[TASK REQUIREMENTS]
Extract every line of the records without any change, and leave the pictures out of your answer.

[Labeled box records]
◆ ◆ ◆ ◆ ◆
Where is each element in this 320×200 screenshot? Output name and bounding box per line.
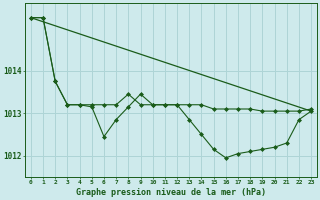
X-axis label: Graphe pression niveau de la mer (hPa): Graphe pression niveau de la mer (hPa) <box>76 188 266 197</box>
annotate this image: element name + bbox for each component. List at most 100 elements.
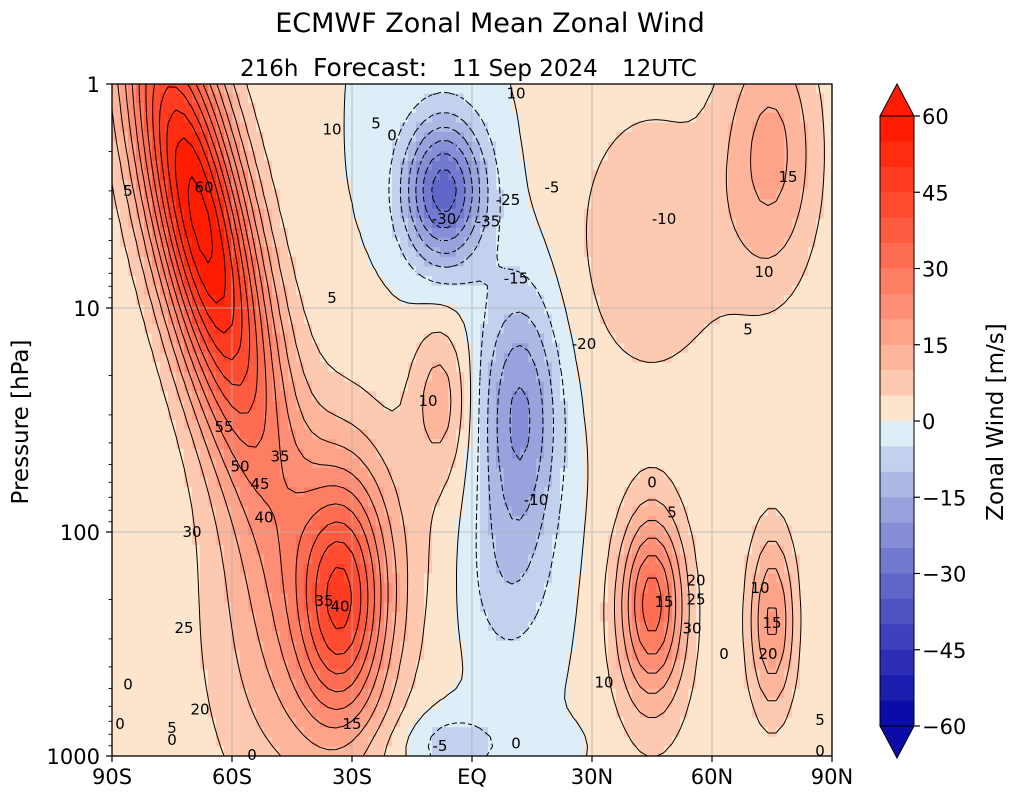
field-cell	[624, 352, 633, 363]
field-cell	[496, 602, 505, 613]
field-cell	[312, 295, 321, 306]
field-cell	[320, 208, 329, 219]
field-cell	[672, 496, 681, 507]
field-cell	[760, 160, 769, 171]
field-cell	[432, 199, 441, 210]
field-cell	[280, 256, 289, 267]
field-cell	[432, 189, 441, 200]
field-cell	[664, 199, 673, 210]
field-cell	[672, 295, 681, 306]
field-cell	[520, 506, 529, 517]
field-cell	[824, 180, 833, 191]
field-cell	[400, 583, 409, 594]
field-cell	[392, 343, 401, 354]
field-cell	[496, 448, 505, 459]
field-cell	[216, 400, 225, 411]
field-cell	[144, 410, 153, 421]
field-cell	[448, 381, 457, 392]
field-cell	[488, 458, 497, 469]
field-cell	[328, 333, 337, 344]
field-cell	[120, 612, 129, 623]
field-cell	[456, 448, 465, 459]
field-cell	[720, 448, 729, 459]
field-cell	[264, 189, 273, 200]
field-cell	[544, 199, 553, 210]
field-cell	[560, 247, 569, 258]
field-cell	[296, 103, 305, 114]
field-cell	[264, 535, 273, 546]
field-cell	[472, 122, 481, 133]
field-cell	[792, 602, 801, 613]
field-cell	[208, 602, 217, 613]
field-cell	[192, 141, 201, 152]
field-cell	[816, 372, 825, 383]
field-cell	[296, 285, 305, 296]
field-cell	[456, 535, 465, 546]
field-cell	[368, 314, 377, 325]
field-cell	[504, 554, 513, 565]
field-cell	[464, 554, 473, 565]
field-cell	[648, 189, 657, 200]
field-cell	[632, 180, 641, 191]
field-cell	[128, 93, 137, 104]
field-cell	[384, 160, 393, 171]
field-cell	[592, 218, 601, 229]
field-cell	[512, 564, 521, 575]
field-cell	[504, 218, 513, 229]
field-cell	[368, 84, 377, 95]
field-cell	[544, 112, 553, 123]
field-cell	[120, 208, 129, 219]
field-cell	[136, 381, 145, 392]
field-cell	[280, 141, 289, 152]
field-cell	[344, 544, 353, 555]
field-cell	[768, 112, 777, 123]
field-cell	[160, 525, 169, 536]
field-cell	[760, 400, 769, 411]
field-cell	[552, 324, 561, 335]
field-cell	[520, 525, 529, 536]
field-cell	[176, 477, 185, 488]
field-cell	[504, 170, 513, 181]
field-cell	[184, 304, 193, 315]
field-cell	[200, 237, 209, 248]
field-cell	[680, 256, 689, 267]
field-cell	[176, 410, 185, 421]
field-cell	[608, 160, 617, 171]
field-cell	[624, 535, 633, 546]
field-cell	[120, 583, 129, 594]
field-cell	[592, 525, 601, 536]
field-cell	[552, 141, 561, 152]
field-cell	[752, 592, 761, 603]
field-cell	[560, 372, 569, 383]
field-cell	[208, 583, 217, 594]
field-cell	[544, 487, 553, 498]
field-cell	[144, 381, 153, 392]
field-cell	[288, 132, 297, 143]
field-cell	[528, 544, 537, 555]
field-cell	[296, 314, 305, 325]
field-cell	[760, 429, 769, 440]
field-cell	[384, 199, 393, 210]
field-cell	[624, 554, 633, 565]
field-cell	[272, 314, 281, 325]
field-cell	[704, 151, 713, 162]
field-cell	[416, 592, 425, 603]
field-cell	[608, 256, 617, 267]
field-cell	[728, 468, 737, 479]
field-cell	[648, 122, 657, 133]
field-cell	[728, 362, 737, 373]
field-cell	[728, 295, 737, 306]
field-cell	[792, 189, 801, 200]
field-cell	[144, 112, 153, 123]
field-cell	[280, 160, 289, 171]
field-cell	[464, 256, 473, 267]
field-cell	[616, 602, 625, 613]
field-cell	[448, 564, 457, 575]
field-cell	[568, 170, 577, 181]
field-cell	[448, 573, 457, 584]
field-cell	[320, 285, 329, 296]
field-cell	[288, 314, 297, 325]
field-cell	[312, 516, 321, 527]
field-cell	[392, 477, 401, 488]
field-cell	[712, 112, 721, 123]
◆ ◆ ◆ ◆ ◆
[ANSWER IN FULL]
Where is each element in this 320×200 screenshot? Output name and bounding box per line.
X-axis label: Graphe pression niveau de la mer (hPa): Graphe pression niveau de la mer (hPa) <box>76 188 266 197</box>
annotate this image: element name + bbox for each component. List at most 100 elements.
field-cell	[624, 352, 633, 363]
field-cell	[496, 602, 505, 613]
field-cell	[312, 295, 321, 306]
field-cell	[320, 208, 329, 219]
field-cell	[672, 496, 681, 507]
field-cell	[760, 160, 769, 171]
field-cell	[432, 199, 441, 210]
field-cell	[280, 256, 289, 267]
field-cell	[432, 189, 441, 200]
field-cell	[664, 199, 673, 210]
field-cell	[672, 295, 681, 306]
field-cell	[520, 506, 529, 517]
field-cell	[824, 180, 833, 191]
field-cell	[400, 583, 409, 594]
field-cell	[392, 343, 401, 354]
field-cell	[496, 448, 505, 459]
field-cell	[216, 400, 225, 411]
field-cell	[144, 410, 153, 421]
field-cell	[448, 381, 457, 392]
field-cell	[488, 458, 497, 469]
field-cell	[328, 333, 337, 344]
field-cell	[120, 612, 129, 623]
field-cell	[456, 448, 465, 459]
field-cell	[720, 448, 729, 459]
field-cell	[264, 189, 273, 200]
field-cell	[544, 199, 553, 210]
field-cell	[560, 247, 569, 258]
field-cell	[296, 103, 305, 114]
field-cell	[264, 535, 273, 546]
field-cell	[472, 122, 481, 133]
field-cell	[792, 602, 801, 613]
field-cell	[208, 602, 217, 613]
field-cell	[192, 141, 201, 152]
field-cell	[816, 372, 825, 383]
field-cell	[296, 285, 305, 296]
field-cell	[456, 535, 465, 546]
field-cell	[368, 314, 377, 325]
field-cell	[504, 554, 513, 565]
field-cell	[464, 554, 473, 565]
field-cell	[648, 189, 657, 200]
field-cell	[632, 180, 641, 191]
field-cell	[128, 93, 137, 104]
field-cell	[384, 160, 393, 171]
field-cell	[592, 218, 601, 229]
field-cell	[512, 564, 521, 575]
field-cell	[504, 218, 513, 229]
field-cell	[368, 84, 377, 95]
field-cell	[544, 112, 553, 123]
field-cell	[120, 208, 129, 219]
field-cell	[136, 381, 145, 392]
field-cell	[280, 141, 289, 152]
field-cell	[344, 544, 353, 555]
field-cell	[768, 112, 777, 123]
field-cell	[160, 525, 169, 536]
field-cell	[760, 400, 769, 411]
field-cell	[552, 324, 561, 335]
field-cell	[520, 525, 529, 536]
field-cell	[176, 477, 185, 488]
field-cell	[504, 170, 513, 181]
field-cell	[184, 304, 193, 315]
field-cell	[200, 237, 209, 248]
field-cell	[680, 256, 689, 267]
field-cell	[176, 410, 185, 421]
field-cell	[608, 160, 617, 171]
field-cell	[624, 535, 633, 546]
field-cell	[120, 583, 129, 594]
field-cell	[592, 525, 601, 536]
field-cell	[552, 141, 561, 152]
field-cell	[752, 592, 761, 603]
field-cell	[560, 372, 569, 383]
field-cell	[208, 583, 217, 594]
field-cell	[544, 487, 553, 498]
field-cell	[144, 381, 153, 392]
field-cell	[288, 132, 297, 143]
field-cell	[528, 544, 537, 555]
field-cell	[296, 314, 305, 325]
field-cell	[760, 429, 769, 440]
field-cell	[384, 199, 393, 210]
field-cell	[624, 554, 633, 565]
field-cell	[272, 314, 281, 325]
field-cell	[704, 151, 713, 162]
field-cell	[416, 592, 425, 603]
field-cell	[608, 256, 617, 267]
field-cell	[728, 468, 737, 479]
field-cell	[648, 122, 657, 133]
field-cell	[728, 362, 737, 373]
field-cell	[728, 295, 737, 306]
field-cell	[792, 189, 801, 200]
field-cell	[144, 112, 153, 123]
field-cell	[280, 160, 289, 171]
field-cell	[464, 256, 473, 267]
field-cell	[616, 602, 625, 613]
field-cell	[448, 564, 457, 575]
field-cell	[568, 170, 577, 181]
field-cell	[448, 573, 457, 584]
field-cell	[320, 285, 329, 296]
field-cell	[288, 314, 297, 325]
field-cell	[312, 516, 321, 527]
field-cell	[392, 477, 401, 488]
field-cell	[712, 112, 721, 123]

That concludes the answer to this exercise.